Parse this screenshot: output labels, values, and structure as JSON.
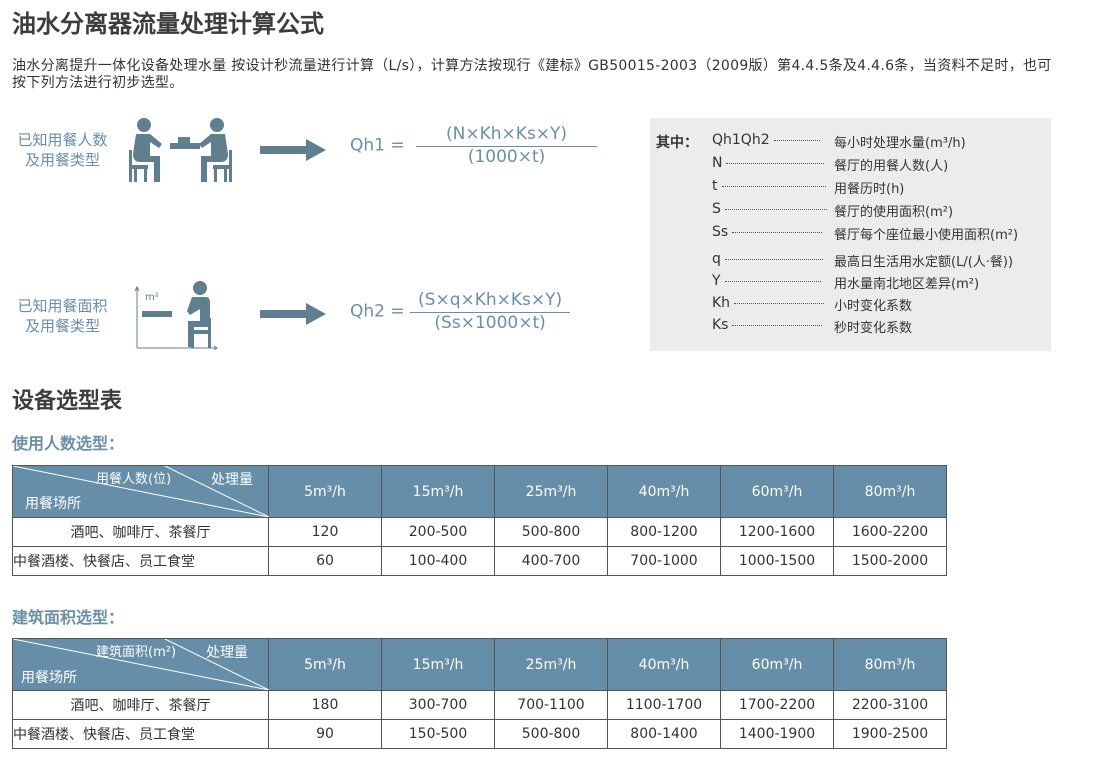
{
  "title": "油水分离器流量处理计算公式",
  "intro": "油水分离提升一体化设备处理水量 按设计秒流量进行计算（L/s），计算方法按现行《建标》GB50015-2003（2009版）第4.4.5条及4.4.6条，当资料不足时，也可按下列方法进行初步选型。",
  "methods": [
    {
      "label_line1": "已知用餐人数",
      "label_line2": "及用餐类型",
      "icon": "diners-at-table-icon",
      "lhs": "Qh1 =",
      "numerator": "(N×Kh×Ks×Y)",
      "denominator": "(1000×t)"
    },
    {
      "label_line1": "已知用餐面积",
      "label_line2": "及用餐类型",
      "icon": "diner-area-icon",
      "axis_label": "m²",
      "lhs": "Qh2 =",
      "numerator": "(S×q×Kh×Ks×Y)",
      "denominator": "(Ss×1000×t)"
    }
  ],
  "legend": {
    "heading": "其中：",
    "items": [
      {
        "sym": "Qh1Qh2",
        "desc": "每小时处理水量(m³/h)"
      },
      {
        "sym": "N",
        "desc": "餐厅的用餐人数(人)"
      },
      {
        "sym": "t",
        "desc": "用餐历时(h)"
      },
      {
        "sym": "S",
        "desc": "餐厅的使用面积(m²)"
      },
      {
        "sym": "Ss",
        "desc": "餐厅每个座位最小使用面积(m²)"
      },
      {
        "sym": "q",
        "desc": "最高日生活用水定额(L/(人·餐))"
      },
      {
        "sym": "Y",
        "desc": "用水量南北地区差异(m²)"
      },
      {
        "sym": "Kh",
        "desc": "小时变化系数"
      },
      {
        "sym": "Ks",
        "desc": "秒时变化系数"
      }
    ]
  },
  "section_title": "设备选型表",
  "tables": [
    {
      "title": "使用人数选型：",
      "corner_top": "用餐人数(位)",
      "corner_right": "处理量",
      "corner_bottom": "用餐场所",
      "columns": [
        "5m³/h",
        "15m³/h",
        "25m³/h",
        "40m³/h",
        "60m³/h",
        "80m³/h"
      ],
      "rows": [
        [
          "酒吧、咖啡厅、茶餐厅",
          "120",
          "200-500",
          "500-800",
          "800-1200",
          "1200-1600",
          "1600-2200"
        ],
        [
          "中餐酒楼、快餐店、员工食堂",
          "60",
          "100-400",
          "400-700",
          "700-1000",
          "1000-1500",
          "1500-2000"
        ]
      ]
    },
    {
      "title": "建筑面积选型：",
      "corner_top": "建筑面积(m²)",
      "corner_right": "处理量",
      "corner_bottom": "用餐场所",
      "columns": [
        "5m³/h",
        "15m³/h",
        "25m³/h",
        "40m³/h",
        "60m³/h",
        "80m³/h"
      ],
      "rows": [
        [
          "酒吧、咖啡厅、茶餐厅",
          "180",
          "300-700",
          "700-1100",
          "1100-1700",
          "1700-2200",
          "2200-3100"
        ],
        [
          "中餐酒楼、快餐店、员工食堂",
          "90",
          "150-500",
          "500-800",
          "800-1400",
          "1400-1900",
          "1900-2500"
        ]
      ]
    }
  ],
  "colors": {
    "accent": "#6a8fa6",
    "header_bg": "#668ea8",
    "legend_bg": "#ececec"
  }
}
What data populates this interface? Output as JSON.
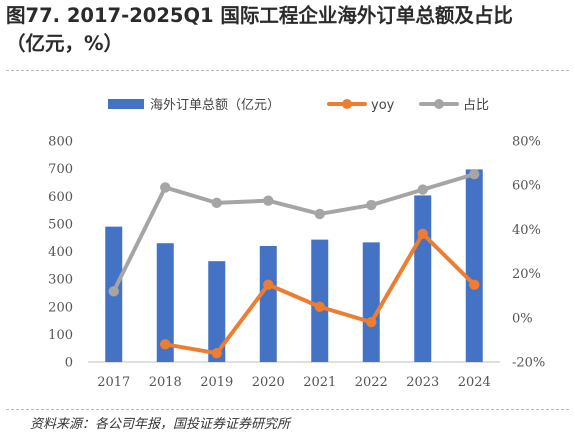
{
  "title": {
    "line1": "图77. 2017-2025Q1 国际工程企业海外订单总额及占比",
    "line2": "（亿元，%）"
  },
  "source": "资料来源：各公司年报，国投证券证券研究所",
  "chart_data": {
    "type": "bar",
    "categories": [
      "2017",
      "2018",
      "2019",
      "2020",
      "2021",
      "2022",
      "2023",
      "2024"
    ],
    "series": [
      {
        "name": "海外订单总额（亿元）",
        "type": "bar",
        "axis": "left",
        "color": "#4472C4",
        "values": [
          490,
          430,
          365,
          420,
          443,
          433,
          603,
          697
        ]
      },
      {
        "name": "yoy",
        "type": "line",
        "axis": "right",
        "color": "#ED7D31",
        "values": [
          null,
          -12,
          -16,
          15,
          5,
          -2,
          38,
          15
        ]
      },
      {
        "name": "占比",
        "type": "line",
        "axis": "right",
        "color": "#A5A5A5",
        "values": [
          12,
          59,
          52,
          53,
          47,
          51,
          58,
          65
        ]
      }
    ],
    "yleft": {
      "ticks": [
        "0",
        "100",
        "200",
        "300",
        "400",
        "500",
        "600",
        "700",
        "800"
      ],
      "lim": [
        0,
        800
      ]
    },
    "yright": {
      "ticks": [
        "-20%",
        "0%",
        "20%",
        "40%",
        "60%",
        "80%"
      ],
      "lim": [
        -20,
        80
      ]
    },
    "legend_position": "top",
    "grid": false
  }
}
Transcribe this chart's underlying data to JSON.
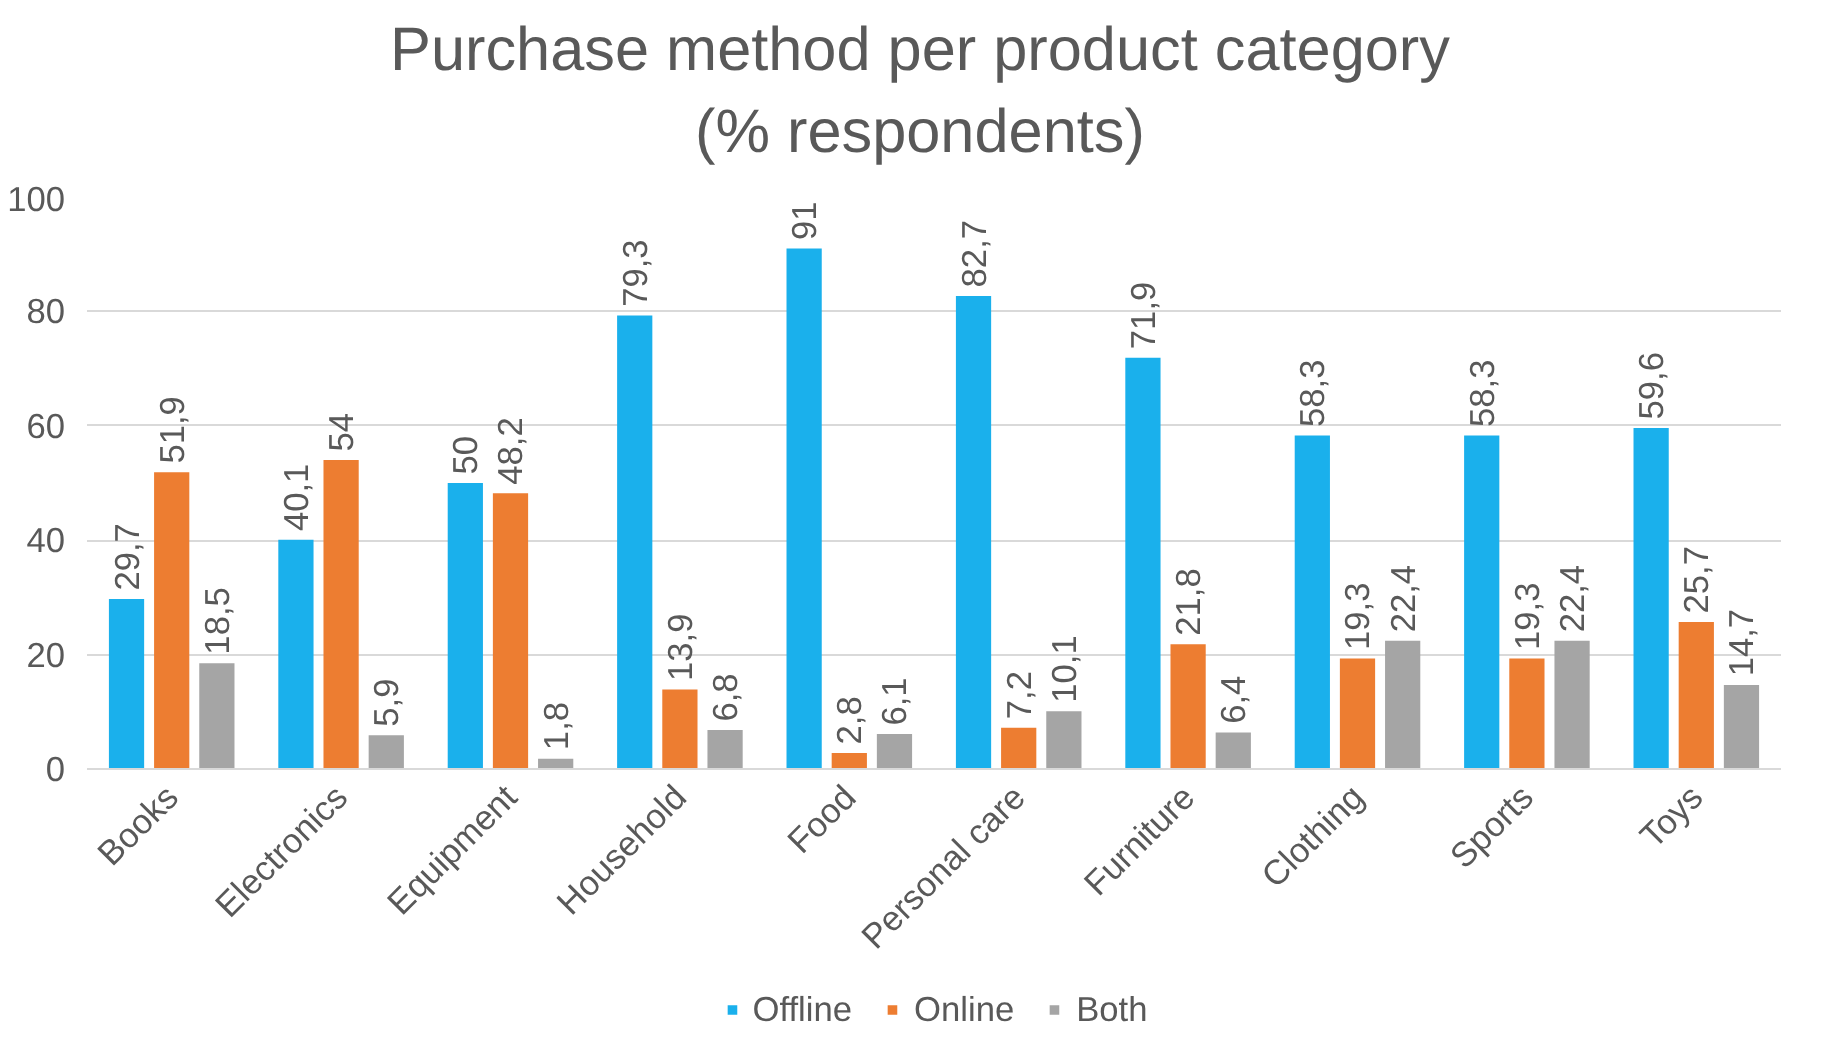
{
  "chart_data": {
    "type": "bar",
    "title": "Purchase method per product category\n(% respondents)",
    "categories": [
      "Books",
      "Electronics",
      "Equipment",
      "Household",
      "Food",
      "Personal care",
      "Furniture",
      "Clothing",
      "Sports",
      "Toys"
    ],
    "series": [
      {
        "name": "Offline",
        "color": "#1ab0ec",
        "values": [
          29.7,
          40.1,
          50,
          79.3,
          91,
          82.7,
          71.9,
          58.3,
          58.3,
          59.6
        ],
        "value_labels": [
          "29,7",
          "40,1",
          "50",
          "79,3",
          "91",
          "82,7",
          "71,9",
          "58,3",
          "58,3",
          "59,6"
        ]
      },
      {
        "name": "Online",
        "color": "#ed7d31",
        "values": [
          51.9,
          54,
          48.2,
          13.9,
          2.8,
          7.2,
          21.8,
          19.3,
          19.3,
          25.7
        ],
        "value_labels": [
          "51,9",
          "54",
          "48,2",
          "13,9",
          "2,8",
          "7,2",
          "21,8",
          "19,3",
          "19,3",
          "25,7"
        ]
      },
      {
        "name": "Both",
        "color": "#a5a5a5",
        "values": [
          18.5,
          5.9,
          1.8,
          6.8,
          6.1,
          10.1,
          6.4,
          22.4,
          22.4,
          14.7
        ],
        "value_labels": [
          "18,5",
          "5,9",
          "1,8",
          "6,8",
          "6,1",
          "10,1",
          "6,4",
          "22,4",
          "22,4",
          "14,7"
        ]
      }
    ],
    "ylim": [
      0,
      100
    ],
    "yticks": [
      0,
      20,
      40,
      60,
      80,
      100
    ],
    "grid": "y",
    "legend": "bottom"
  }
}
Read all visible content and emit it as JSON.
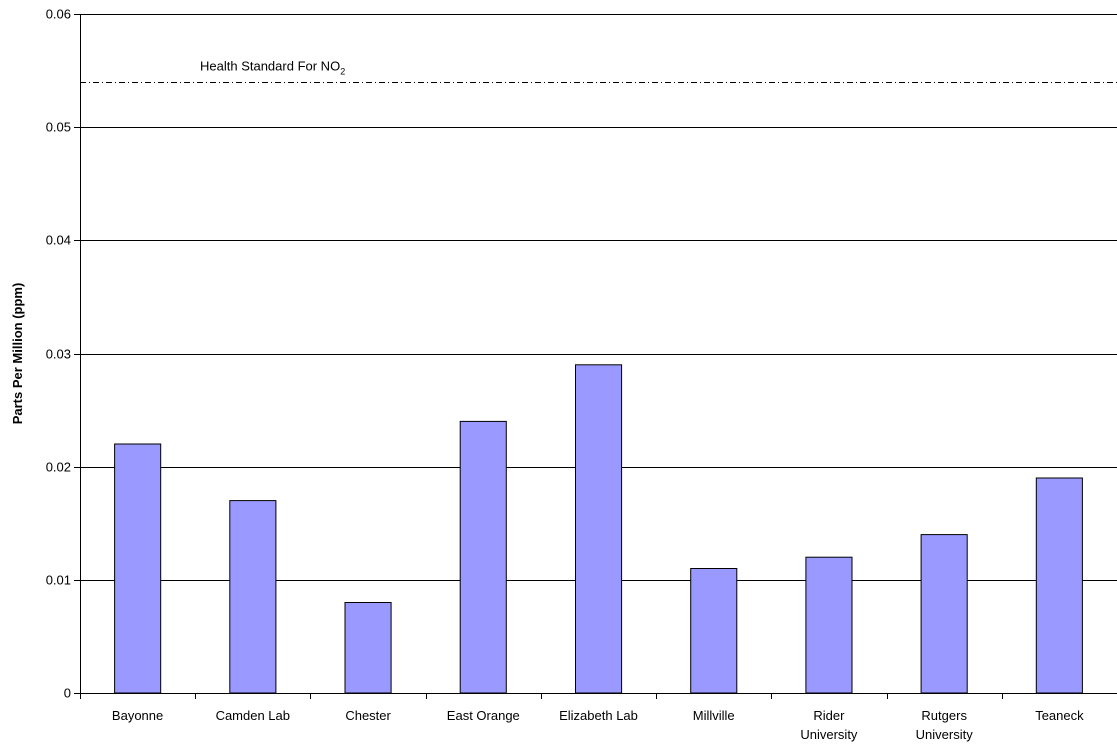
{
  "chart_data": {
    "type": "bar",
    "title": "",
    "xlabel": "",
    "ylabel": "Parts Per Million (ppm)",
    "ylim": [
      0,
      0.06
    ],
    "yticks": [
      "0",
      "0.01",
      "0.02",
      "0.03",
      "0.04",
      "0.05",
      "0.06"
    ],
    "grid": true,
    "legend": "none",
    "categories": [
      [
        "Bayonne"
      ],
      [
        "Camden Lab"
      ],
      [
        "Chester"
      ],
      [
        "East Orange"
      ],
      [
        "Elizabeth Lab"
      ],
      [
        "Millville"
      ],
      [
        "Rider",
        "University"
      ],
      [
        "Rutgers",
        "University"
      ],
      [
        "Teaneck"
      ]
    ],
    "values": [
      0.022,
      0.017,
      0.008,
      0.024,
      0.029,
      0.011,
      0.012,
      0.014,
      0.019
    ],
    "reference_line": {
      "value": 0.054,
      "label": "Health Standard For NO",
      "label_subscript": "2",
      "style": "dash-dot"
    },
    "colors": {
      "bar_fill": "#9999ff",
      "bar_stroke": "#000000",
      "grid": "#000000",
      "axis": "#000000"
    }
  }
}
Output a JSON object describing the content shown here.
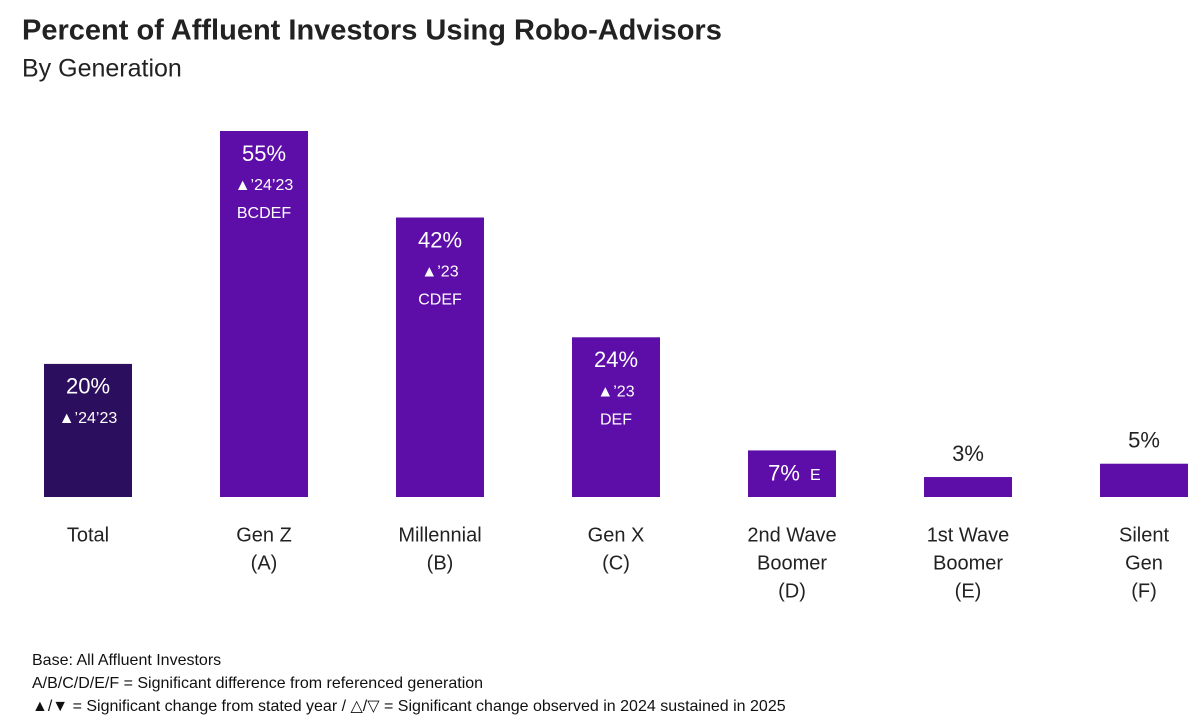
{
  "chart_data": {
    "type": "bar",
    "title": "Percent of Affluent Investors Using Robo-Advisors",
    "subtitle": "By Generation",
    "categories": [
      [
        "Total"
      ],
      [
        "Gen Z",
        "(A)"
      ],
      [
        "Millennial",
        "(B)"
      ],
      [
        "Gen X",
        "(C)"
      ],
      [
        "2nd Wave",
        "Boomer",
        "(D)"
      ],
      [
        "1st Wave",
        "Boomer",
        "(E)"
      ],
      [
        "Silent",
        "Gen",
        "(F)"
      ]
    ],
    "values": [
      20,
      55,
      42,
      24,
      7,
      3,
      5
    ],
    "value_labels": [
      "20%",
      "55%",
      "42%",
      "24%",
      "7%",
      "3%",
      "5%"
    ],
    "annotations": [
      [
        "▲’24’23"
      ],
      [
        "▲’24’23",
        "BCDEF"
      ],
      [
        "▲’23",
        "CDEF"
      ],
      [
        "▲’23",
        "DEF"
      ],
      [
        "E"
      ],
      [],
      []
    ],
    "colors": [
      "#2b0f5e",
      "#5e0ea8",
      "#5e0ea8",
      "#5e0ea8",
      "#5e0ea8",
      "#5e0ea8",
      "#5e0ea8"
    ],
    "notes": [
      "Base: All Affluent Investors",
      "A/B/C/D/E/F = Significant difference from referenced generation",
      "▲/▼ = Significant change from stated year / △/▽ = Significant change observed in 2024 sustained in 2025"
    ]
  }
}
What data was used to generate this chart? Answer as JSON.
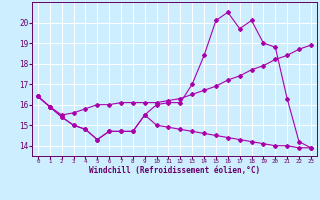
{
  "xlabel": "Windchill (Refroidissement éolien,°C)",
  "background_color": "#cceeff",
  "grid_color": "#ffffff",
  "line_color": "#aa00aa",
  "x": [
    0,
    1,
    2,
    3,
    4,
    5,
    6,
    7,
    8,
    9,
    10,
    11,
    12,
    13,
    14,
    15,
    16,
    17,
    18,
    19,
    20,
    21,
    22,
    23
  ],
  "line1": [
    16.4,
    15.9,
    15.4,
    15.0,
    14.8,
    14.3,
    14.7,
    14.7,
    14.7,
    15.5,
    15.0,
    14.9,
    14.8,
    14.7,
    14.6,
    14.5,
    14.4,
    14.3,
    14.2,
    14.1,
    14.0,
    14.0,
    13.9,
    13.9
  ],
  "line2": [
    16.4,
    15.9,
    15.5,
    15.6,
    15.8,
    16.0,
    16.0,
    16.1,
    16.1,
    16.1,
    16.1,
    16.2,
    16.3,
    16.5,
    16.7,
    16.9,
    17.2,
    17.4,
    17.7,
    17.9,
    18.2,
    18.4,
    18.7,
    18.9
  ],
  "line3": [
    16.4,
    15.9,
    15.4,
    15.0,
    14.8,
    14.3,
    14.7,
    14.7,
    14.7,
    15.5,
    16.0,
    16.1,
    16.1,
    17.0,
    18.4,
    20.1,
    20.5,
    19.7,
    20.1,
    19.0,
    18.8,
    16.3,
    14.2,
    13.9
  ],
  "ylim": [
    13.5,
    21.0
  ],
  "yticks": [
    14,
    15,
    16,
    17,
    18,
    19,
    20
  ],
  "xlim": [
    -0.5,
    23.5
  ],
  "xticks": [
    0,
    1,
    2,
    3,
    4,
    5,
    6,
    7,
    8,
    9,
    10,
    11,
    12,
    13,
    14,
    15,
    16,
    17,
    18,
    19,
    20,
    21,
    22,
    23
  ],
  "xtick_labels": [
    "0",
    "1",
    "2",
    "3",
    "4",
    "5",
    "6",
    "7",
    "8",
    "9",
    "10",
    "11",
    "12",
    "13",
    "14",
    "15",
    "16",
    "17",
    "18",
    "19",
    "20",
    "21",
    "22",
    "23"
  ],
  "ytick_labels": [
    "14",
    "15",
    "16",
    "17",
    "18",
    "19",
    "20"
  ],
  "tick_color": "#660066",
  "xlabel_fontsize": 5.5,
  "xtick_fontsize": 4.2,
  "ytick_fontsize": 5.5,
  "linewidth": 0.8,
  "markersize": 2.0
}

● Description of the task
Reproduce each line from the records that contains the word "icon".

● Exercise result
      "icon": "diners-at-table-icon",
      "icon": "diner-area-icon",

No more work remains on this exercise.